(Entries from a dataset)
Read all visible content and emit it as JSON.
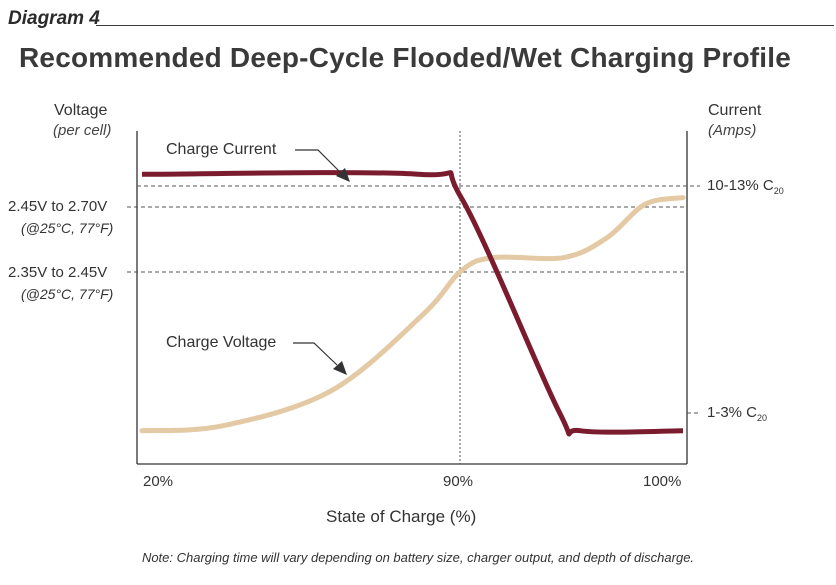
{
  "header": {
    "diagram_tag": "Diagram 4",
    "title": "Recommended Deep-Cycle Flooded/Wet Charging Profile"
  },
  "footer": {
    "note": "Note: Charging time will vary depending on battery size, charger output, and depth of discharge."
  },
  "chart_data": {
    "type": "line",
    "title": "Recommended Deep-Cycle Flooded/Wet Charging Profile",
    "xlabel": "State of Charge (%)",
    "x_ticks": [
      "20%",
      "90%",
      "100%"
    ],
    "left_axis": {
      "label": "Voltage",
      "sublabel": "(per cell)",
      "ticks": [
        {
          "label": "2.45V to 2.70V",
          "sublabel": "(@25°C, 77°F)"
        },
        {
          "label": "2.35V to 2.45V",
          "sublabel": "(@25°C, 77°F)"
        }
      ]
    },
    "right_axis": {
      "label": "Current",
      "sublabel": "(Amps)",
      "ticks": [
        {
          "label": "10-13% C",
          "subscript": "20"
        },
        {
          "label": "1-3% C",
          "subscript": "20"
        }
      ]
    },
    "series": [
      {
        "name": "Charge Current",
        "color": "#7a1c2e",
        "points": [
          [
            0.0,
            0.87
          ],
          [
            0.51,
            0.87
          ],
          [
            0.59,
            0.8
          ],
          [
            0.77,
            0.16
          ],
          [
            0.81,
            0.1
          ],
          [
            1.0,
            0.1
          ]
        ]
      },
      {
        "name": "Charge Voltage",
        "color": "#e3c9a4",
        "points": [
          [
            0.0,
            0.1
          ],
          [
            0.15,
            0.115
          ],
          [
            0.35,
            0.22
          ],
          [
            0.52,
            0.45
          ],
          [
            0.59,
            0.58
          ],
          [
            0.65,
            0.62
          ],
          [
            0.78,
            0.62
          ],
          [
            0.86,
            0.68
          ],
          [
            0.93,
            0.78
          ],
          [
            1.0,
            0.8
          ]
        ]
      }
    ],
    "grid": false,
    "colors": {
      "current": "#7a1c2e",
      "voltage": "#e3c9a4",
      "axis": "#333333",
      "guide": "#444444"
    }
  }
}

WHAT IS ASKED: What you return should match the records above word for word, minus the pictures.

FULL ANSWER:
Read all visible content and emit it as JSON.
{
  "header": {
    "diagram_tag": "Diagram 4",
    "title": "Recommended Deep-Cycle Flooded/Wet Charging Profile"
  },
  "footer": {
    "note": "Note: Charging time will vary depending on battery size, charger output, and depth of discharge."
  },
  "chart_data": {
    "type": "line",
    "title": "Recommended Deep-Cycle Flooded/Wet Charging Profile",
    "xlabel": "State of Charge (%)",
    "x_ticks": [
      "20%",
      "90%",
      "100%"
    ],
    "left_axis": {
      "label": "Voltage",
      "sublabel": "(per cell)",
      "ticks": [
        {
          "label": "2.45V to 2.70V",
          "sublabel": "(@25°C, 77°F)"
        },
        {
          "label": "2.35V to 2.45V",
          "sublabel": "(@25°C, 77°F)"
        }
      ]
    },
    "right_axis": {
      "label": "Current",
      "sublabel": "(Amps)",
      "ticks": [
        {
          "label": "10-13% C",
          "subscript": "20"
        },
        {
          "label": "1-3% C",
          "subscript": "20"
        }
      ]
    },
    "series": [
      {
        "name": "Charge Current",
        "color": "#7a1c2e",
        "points": [
          [
            0.0,
            0.87
          ],
          [
            0.51,
            0.87
          ],
          [
            0.59,
            0.8
          ],
          [
            0.77,
            0.16
          ],
          [
            0.81,
            0.1
          ],
          [
            1.0,
            0.1
          ]
        ]
      },
      {
        "name": "Charge Voltage",
        "color": "#e3c9a4",
        "points": [
          [
            0.0,
            0.1
          ],
          [
            0.15,
            0.115
          ],
          [
            0.35,
            0.22
          ],
          [
            0.52,
            0.45
          ],
          [
            0.59,
            0.58
          ],
          [
            0.65,
            0.62
          ],
          [
            0.78,
            0.62
          ],
          [
            0.86,
            0.68
          ],
          [
            0.93,
            0.78
          ],
          [
            1.0,
            0.8
          ]
        ]
      }
    ],
    "grid": false,
    "colors": {
      "current": "#7a1c2e",
      "voltage": "#e3c9a4",
      "axis": "#333333",
      "guide": "#444444"
    }
  }
}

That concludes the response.